* The request
Give every line back verbatim, dropping all images.

▼▼▼

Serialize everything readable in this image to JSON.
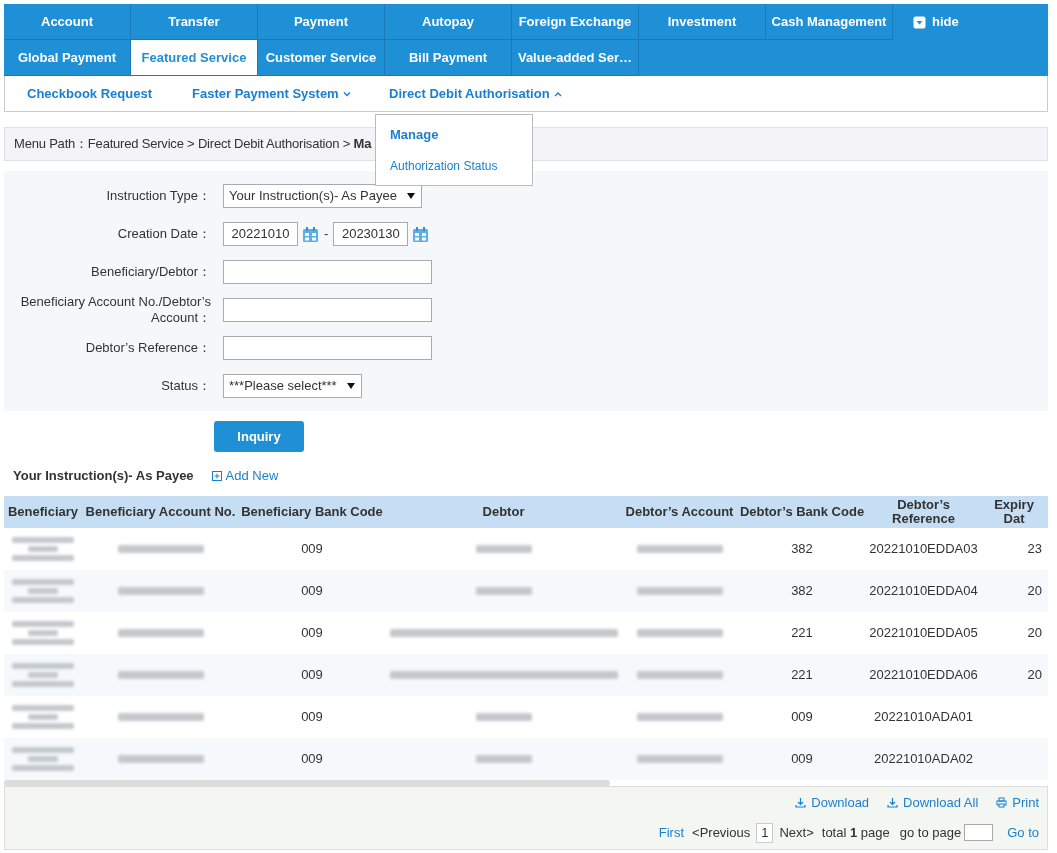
{
  "nav_rows": [
    [
      {
        "label": "Account",
        "selected": false
      },
      {
        "label": "Transfer",
        "selected": false
      },
      {
        "label": "Payment",
        "selected": false
      },
      {
        "label": "Autopay",
        "selected": false
      },
      {
        "label": "Foreign Exchange",
        "selected": false
      },
      {
        "label": "Investment",
        "selected": false
      },
      {
        "label": "Cash Management",
        "selected": false
      }
    ],
    [
      {
        "label": "Global Payment",
        "selected": false
      },
      {
        "label": "Featured Service",
        "selected": true
      },
      {
        "label": "Customer Service",
        "selected": false
      },
      {
        "label": "Bill Payment",
        "selected": false
      },
      {
        "label": "Value-added Ser…",
        "selected": false
      }
    ]
  ],
  "hide_toggle": "hide",
  "sub_nav": [
    {
      "label": "Checkbook Request"
    },
    {
      "label": "Faster Payment System",
      "expanded": false
    },
    {
      "label": "Direct Debit Authorisation",
      "expanded": true
    }
  ],
  "dropdown": [
    {
      "label": "Manage",
      "selected": true
    },
    {
      "label": "Authorization Status",
      "selected": false
    }
  ],
  "breadcrumb": "Menu Path：Featured Service > Direct Debit Authorisation > **Ma**",
  "form": [
    {
      "kind": "select",
      "label": "Instruction Type：",
      "value": "Your Instruction(s)- As Payee"
    },
    {
      "kind": "date_range",
      "label": "Creation Date：",
      "from": "20221010",
      "to": "20230130",
      "separator": "-"
    },
    {
      "kind": "text",
      "label": "Beneficiary/Debtor："
    },
    {
      "kind": "text",
      "label": "Beneficiary Account No./Debtor’s Account："
    },
    {
      "kind": "text",
      "label": "Debtor’s Reference："
    },
    {
      "kind": "select",
      "label": "Status：",
      "value": "***Please select***"
    }
  ],
  "inquiry_button": "Inquiry",
  "results": {
    "title": "Your Instruction(s)- As Payee",
    "add_new": "Add New",
    "columns": [
      "Beneficiary",
      "Beneficiary Account No.",
      "Beneficiary Bank Code",
      "Debtor",
      "Debtor’s Account",
      "Debtor’s Bank Code",
      "Debtor’s Reference",
      "Expiry Dat"
    ],
    "rows": [
      {
        "bank_code": "009",
        "debtor_long": false,
        "debtor_bank_code": "382",
        "reference": "20221010EDDA03",
        "expiry": "23"
      },
      {
        "bank_code": "009",
        "debtor_long": false,
        "debtor_bank_code": "382",
        "reference": "20221010EDDA04",
        "expiry": "20"
      },
      {
        "bank_code": "009",
        "debtor_long": true,
        "debtor_bank_code": "221",
        "reference": "20221010EDDA05",
        "expiry": "20"
      },
      {
        "bank_code": "009",
        "debtor_long": true,
        "debtor_bank_code": "221",
        "reference": "20221010EDDA06",
        "expiry": "20"
      },
      {
        "bank_code": "009",
        "debtor_long": false,
        "debtor_bank_code": "009",
        "reference": "20221010ADA01"
      },
      {
        "bank_code": "009",
        "debtor_long": false,
        "debtor_bank_code": "009",
        "reference": "20221010ADA02"
      }
    ]
  },
  "actions": [
    "Download",
    "Download All",
    "Print"
  ],
  "pagination": {
    "first": "First",
    "previous": "<Previous",
    "page": "1",
    "next": "Next>",
    "total": "total **1** page",
    "go_label": "go to page",
    "go": "Go to"
  }
}
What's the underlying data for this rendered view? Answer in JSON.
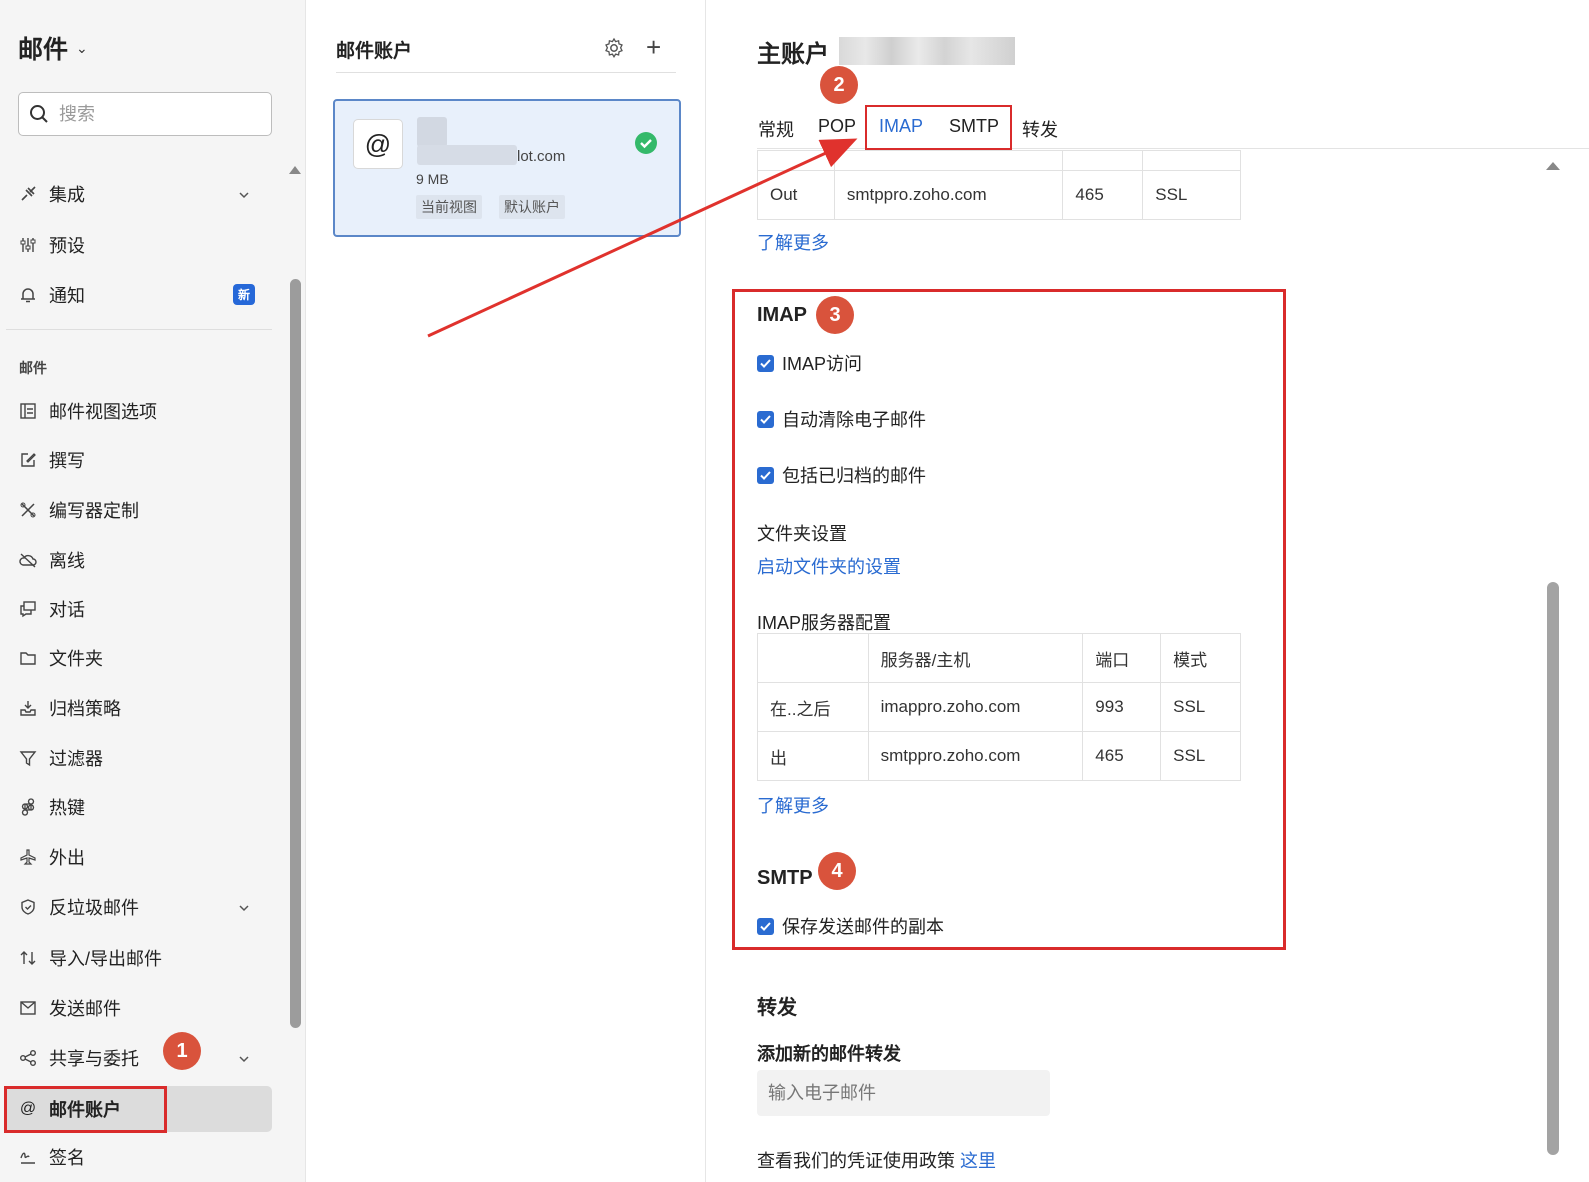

▲▲▲

* Response
Serialize everything readable in this image to JSON.
{
  "nav_rows": [
    [
      {
        "label": "Account",
        "selected": false
      },
      {
        "label": "Transfer",
        "selected": false
      },
      {
        "label": "Payment",
        "selected": false
      },
      {
        "label": "Autopay",
        "selected": false
      },
      {
        "label": "Foreign Exchange",
        "selected": false
      },
      {
        "label": "Investment",
        "selected": false
      },
      {
        "label": "Cash Management",
        "selected": false
      }
    ],
    [
      {
        "label": "Global Payment",
        "selected": false
      },
      {
        "label": "Featured Service",
        "selected": true
      },
      {
        "label": "Customer Service",
        "selected": false
      },
      {
        "label": "Bill Payment",
        "selected": false
      },
      {
        "label": "Value-added Ser…",
        "selected": false
      }
    ]
  ],
  "hide_toggle": "hide",
  "sub_nav": [
    {
      "label": "Checkbook Request"
    },
    {
      "label": "Faster Payment System",
      "expanded": false
    },
    {
      "label": "Direct Debit Authorisation",
      "expanded": true
    }
  ],
  "dropdown": [
    {
      "label": "Manage",
      "selected": true
    },
    {
      "label": "Authorization Status",
      "selected": false
    }
  ],
  "breadcrumb": "Menu Path：Featured Service > Direct Debit Authorisation > **Ma**",
  "form": [
    {
      "kind": "select",
      "label": "Instruction Type：",
      "value": "Your Instruction(s)- As Payee"
    },
    {
      "kind": "date_range",
      "label": "Creation Date：",
      "from": "20221010",
      "to": "20230130",
      "separator": "-"
    },
    {
      "kind": "text",
      "label": "Beneficiary/Debtor："
    },
    {
      "kind": "text",
      "label": "Beneficiary Account No./Debtor’s Account："
    },
    {
      "kind": "text",
      "label": "Debtor’s Reference："
    },
    {
      "kind": "select",
      "label": "Status：",
      "value": "***Please select***"
    }
  ],
  "inquiry_button": "Inquiry",
  "results": {
    "title": "Your Instruction(s)- As Payee",
    "add_new": "Add New",
    "columns": [
      "Beneficiary",
      "Beneficiary Account No.",
      "Beneficiary Bank Code",
      "Debtor",
      "Debtor’s Account",
      "Debtor’s Bank Code",
      "Debtor’s Reference",
      "Expiry Dat"
    ],
    "rows": [
      {
        "bank_code": "009",
        "debtor_long": false,
        "debtor_bank_code": "382",
        "reference": "20221010EDDA03",
        "expiry": "23"
      },
      {
        "bank_code": "009",
        "debtor_long": false,
        "debtor_bank_code": "382",
        "reference": "20221010EDDA04",
        "expiry": "20"
      },
      {
        "bank_code": "009",
        "debtor_long": true,
        "debtor_bank_code": "221",
        "reference": "20221010EDDA05",
        "expiry": "20"
      },
      {
        "bank_code": "009",
        "debtor_long": true,
        "debtor_bank_code": "221",
        "reference": "20221010EDDA06",
        "expiry": "20"
      },
      {
        "bank_code": "009",
        "debtor_long": false,
        "debtor_bank_code": "009",
        "reference": "20221010ADA01"
      },
      {
        "bank_code": "009",
        "debtor_long": false,
        "debtor_bank_code": "009",
        "reference": "20221010ADA02"
      }
    ]
  },
  "actions": [
    "Download",
    "Download All",
    "Print"
  ],
  "pagination": {
    "first": "First",
    "previous": "<Previous",
    "page": "1",
    "next": "Next>",
    "total": "total **1** page",
    "go_label": "go to page",
    "go": "Go to"
  }
}
What's the underlying data for this rendered view? Answer in JSON.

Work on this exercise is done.